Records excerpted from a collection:

▼

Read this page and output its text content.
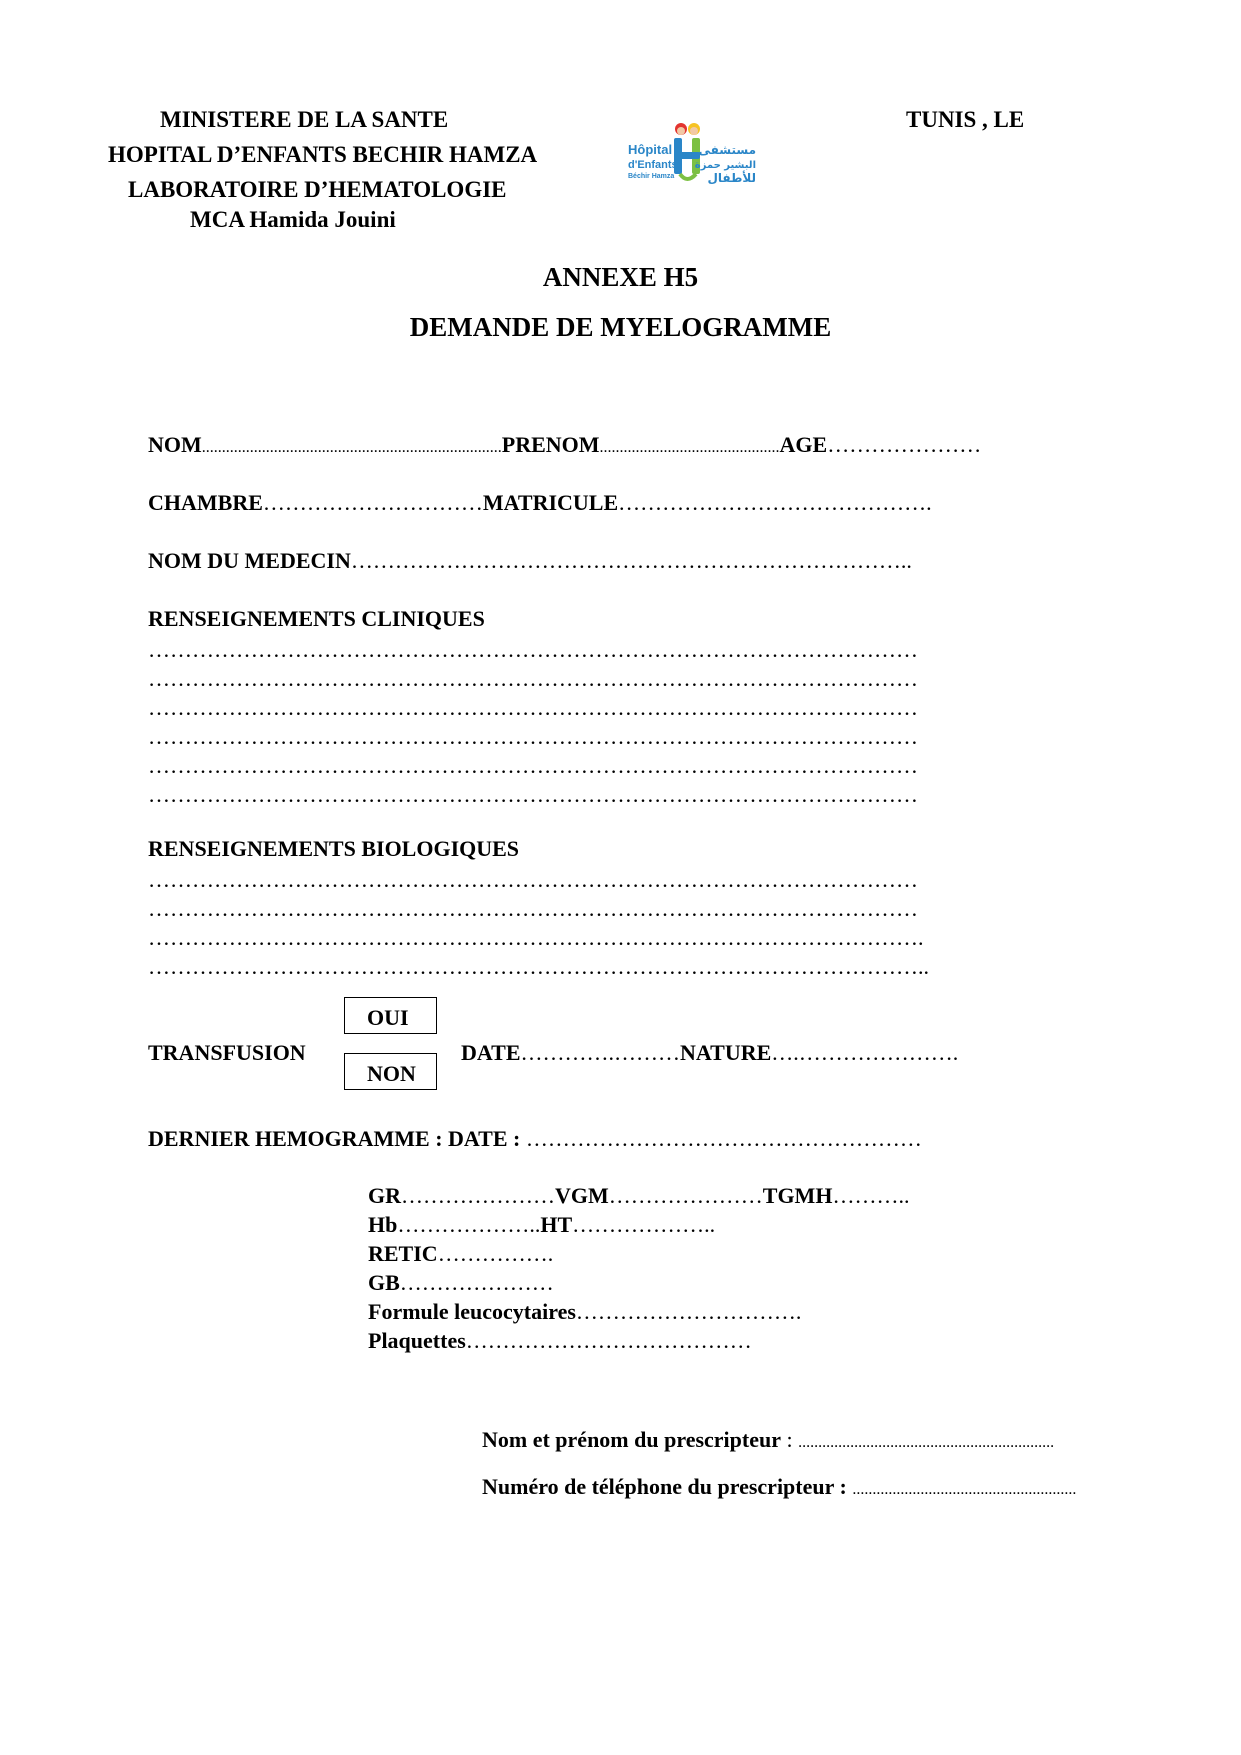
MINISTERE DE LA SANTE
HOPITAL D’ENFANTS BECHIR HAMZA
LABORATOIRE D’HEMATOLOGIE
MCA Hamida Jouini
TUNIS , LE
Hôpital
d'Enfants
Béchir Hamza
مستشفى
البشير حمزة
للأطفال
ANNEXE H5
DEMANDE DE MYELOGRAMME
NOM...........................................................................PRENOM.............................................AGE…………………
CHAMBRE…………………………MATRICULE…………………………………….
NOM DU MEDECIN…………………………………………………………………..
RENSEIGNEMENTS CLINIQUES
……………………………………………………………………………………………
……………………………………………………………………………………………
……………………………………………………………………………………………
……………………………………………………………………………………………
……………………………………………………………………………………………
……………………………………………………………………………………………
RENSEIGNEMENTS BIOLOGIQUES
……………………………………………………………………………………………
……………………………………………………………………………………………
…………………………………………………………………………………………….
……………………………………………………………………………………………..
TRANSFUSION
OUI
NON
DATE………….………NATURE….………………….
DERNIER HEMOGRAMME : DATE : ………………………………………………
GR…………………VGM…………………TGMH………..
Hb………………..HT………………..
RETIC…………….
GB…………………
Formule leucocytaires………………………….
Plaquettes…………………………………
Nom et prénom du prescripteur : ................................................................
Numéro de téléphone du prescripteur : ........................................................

▲
▼

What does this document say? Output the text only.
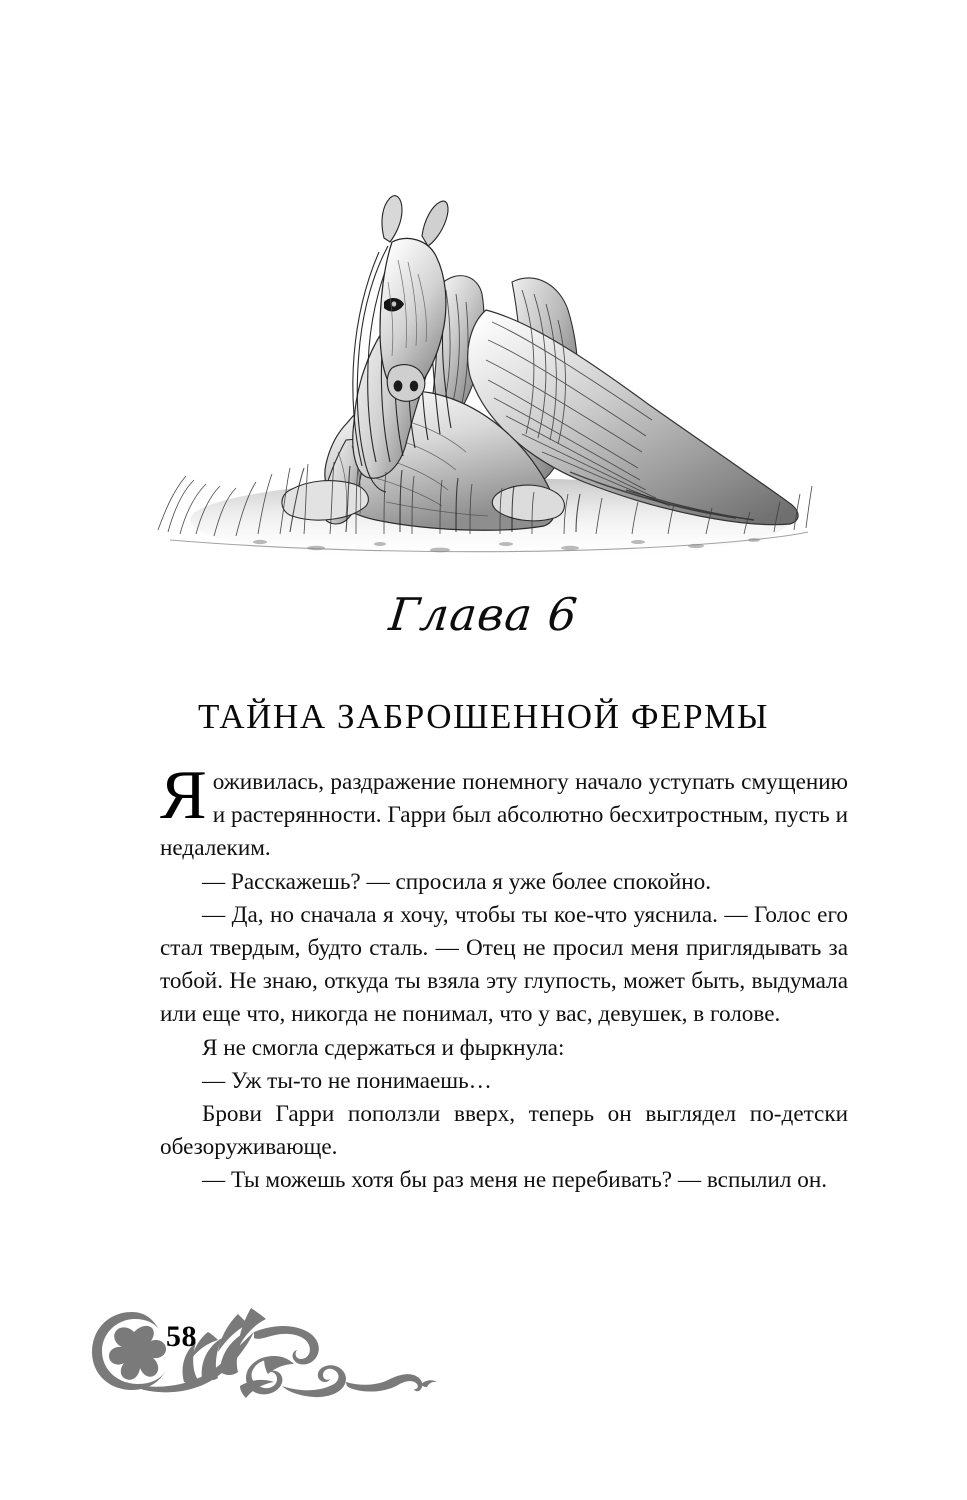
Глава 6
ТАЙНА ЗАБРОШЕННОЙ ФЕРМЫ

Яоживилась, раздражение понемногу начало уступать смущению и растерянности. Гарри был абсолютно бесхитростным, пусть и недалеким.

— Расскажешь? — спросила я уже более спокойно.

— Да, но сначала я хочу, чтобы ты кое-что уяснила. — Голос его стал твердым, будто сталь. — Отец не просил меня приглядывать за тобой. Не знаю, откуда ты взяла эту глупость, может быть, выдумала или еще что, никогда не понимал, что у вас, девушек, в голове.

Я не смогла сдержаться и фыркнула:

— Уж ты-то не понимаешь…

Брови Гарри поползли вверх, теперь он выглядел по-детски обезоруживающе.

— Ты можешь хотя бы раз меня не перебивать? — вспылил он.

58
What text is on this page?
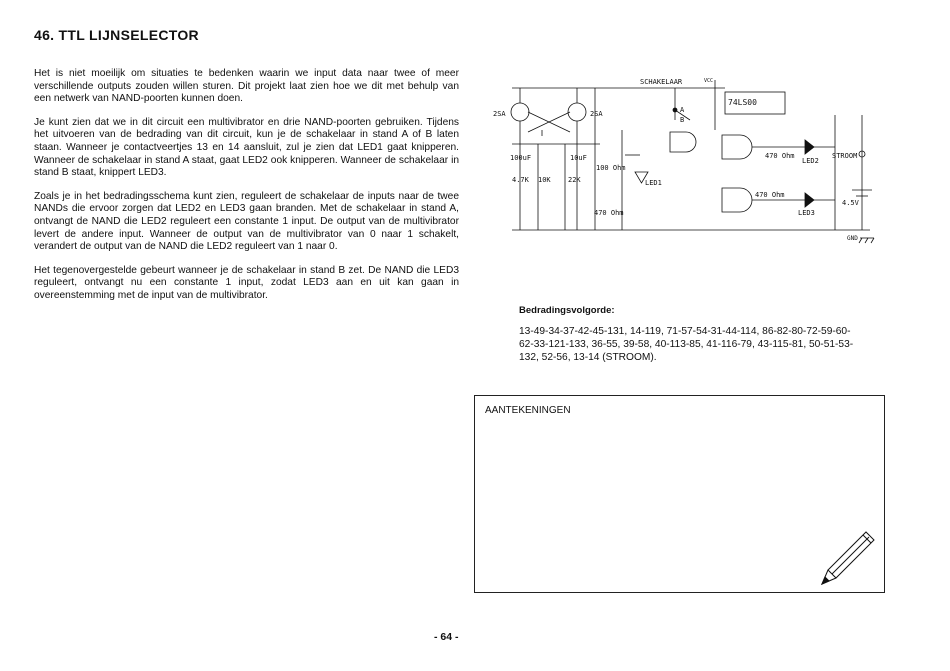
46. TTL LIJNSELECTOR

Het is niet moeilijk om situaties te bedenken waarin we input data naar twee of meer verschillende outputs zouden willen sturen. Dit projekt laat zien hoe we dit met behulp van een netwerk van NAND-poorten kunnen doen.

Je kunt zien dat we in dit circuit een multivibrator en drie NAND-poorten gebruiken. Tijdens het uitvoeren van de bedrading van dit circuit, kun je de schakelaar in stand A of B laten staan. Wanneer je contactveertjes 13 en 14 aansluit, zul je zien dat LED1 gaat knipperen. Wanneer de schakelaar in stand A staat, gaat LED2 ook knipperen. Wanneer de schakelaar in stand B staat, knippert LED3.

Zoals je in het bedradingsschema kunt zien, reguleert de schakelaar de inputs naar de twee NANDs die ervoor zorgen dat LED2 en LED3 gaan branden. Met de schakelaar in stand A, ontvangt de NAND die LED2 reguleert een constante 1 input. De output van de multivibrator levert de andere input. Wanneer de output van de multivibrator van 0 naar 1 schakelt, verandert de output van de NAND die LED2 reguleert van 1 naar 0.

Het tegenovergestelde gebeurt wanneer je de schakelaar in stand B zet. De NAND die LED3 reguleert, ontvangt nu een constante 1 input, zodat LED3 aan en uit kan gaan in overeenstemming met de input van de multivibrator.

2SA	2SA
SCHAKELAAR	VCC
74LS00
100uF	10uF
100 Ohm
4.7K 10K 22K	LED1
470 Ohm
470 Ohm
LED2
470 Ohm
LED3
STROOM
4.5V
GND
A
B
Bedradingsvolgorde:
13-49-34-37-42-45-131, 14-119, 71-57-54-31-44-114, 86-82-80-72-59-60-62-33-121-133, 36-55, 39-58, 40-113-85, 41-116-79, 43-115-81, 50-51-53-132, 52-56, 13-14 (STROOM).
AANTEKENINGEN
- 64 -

▲

**What you will do:**
Locate the word "page" in the data above. Copy every line carrying it.

**Exercise response:**
Read this page and output its text content.
What text is on this page?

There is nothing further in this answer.